## TO DO
From the records below, extract all the text exactly and leave the images behind.

## DATA SHOWN
+++++

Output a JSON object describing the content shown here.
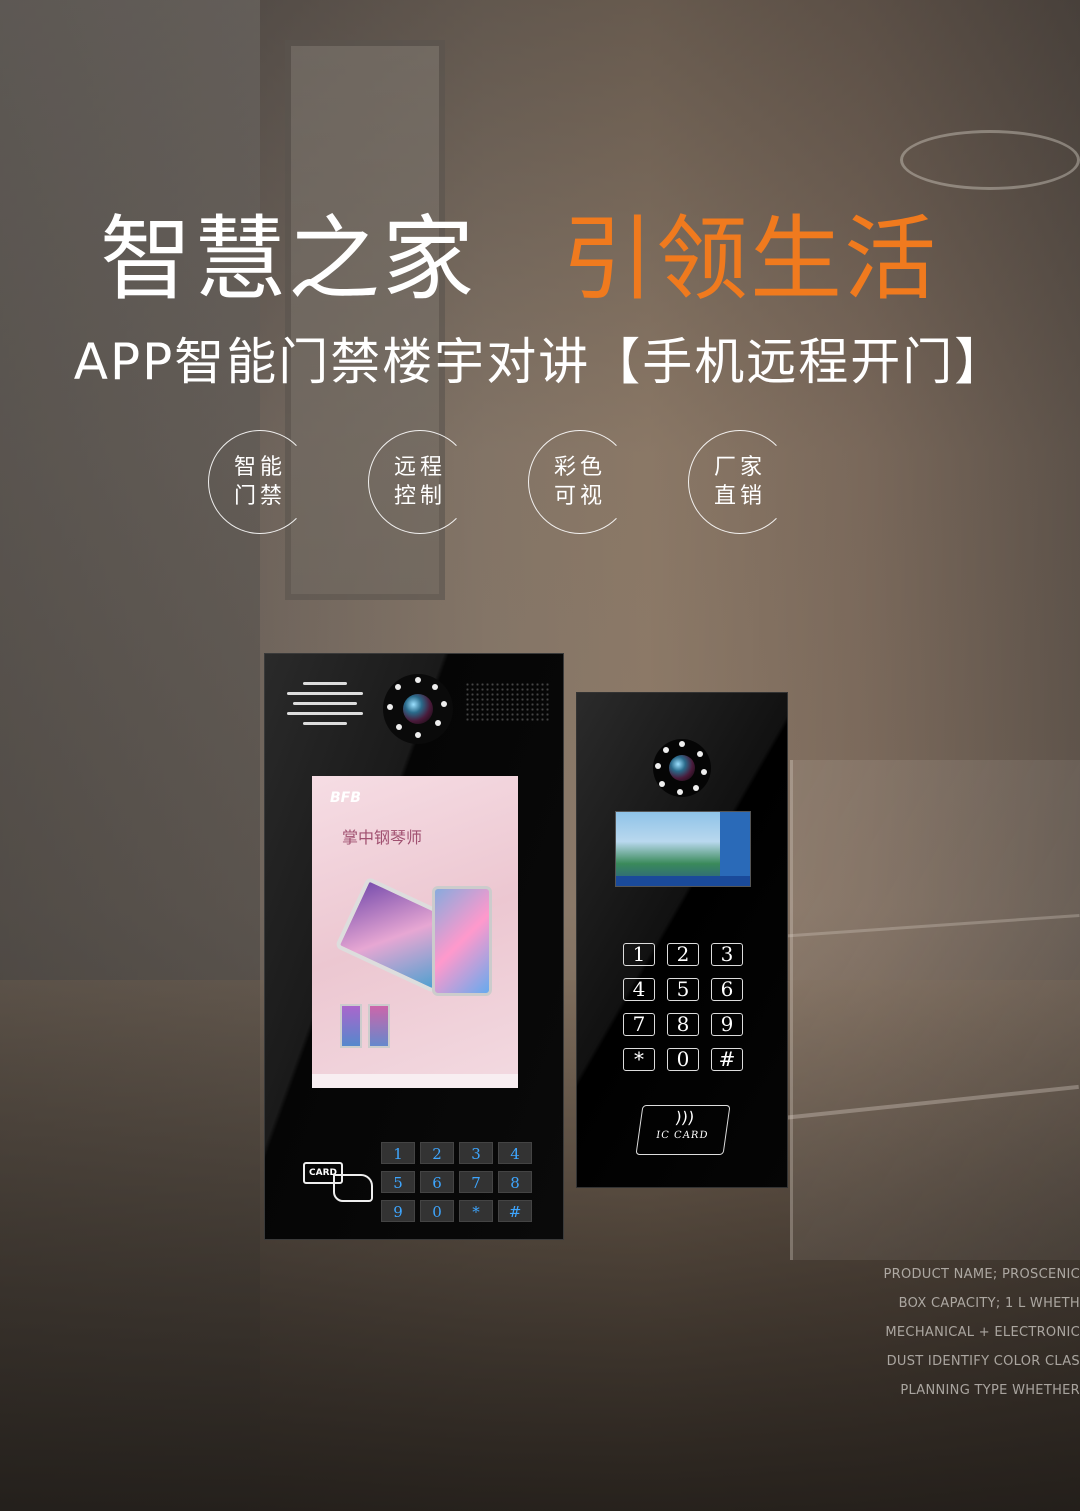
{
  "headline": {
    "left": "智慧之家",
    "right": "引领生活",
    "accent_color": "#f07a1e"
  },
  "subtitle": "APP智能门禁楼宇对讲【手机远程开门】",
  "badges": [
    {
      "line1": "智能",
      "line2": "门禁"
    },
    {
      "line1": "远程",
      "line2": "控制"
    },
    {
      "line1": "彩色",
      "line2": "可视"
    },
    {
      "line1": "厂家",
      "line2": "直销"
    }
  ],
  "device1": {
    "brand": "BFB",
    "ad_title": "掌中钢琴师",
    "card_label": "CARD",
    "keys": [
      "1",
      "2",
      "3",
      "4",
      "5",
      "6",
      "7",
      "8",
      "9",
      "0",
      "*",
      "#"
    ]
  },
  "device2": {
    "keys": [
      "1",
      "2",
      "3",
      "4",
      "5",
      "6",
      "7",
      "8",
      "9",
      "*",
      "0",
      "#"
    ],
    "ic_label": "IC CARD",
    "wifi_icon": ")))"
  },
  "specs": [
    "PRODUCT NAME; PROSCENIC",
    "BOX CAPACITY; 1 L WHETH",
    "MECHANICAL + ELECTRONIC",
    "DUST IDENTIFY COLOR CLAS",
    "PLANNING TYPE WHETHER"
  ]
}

+++++

## FINAL RESULT
Output a JSON object describing the content shown here.
{
  "headline": {
    "left": "智慧之家",
    "right": "引领生活",
    "accent_color": "#f07a1e"
  },
  "subtitle": "APP智能门禁楼宇对讲【手机远程开门】",
  "badges": [
    {
      "line1": "智能",
      "line2": "门禁"
    },
    {
      "line1": "远程",
      "line2": "控制"
    },
    {
      "line1": "彩色",
      "line2": "可视"
    },
    {
      "line1": "厂家",
      "line2": "直销"
    }
  ],
  "device1": {
    "brand": "BFB",
    "ad_title": "掌中钢琴师",
    "card_label": "CARD",
    "keys": [
      "1",
      "2",
      "3",
      "4",
      "5",
      "6",
      "7",
      "8",
      "9",
      "0",
      "*",
      "#"
    ]
  },
  "device2": {
    "keys": [
      "1",
      "2",
      "3",
      "4",
      "5",
      "6",
      "7",
      "8",
      "9",
      "*",
      "0",
      "#"
    ],
    "ic_label": "IC CARD",
    "wifi_icon": ")))"
  },
  "specs": [
    "PRODUCT NAME; PROSCENIC",
    "BOX CAPACITY; 1 L WHETH",
    "MECHANICAL + ELECTRONIC",
    "DUST IDENTIFY COLOR CLAS",
    "PLANNING TYPE WHETHER"
  ]
}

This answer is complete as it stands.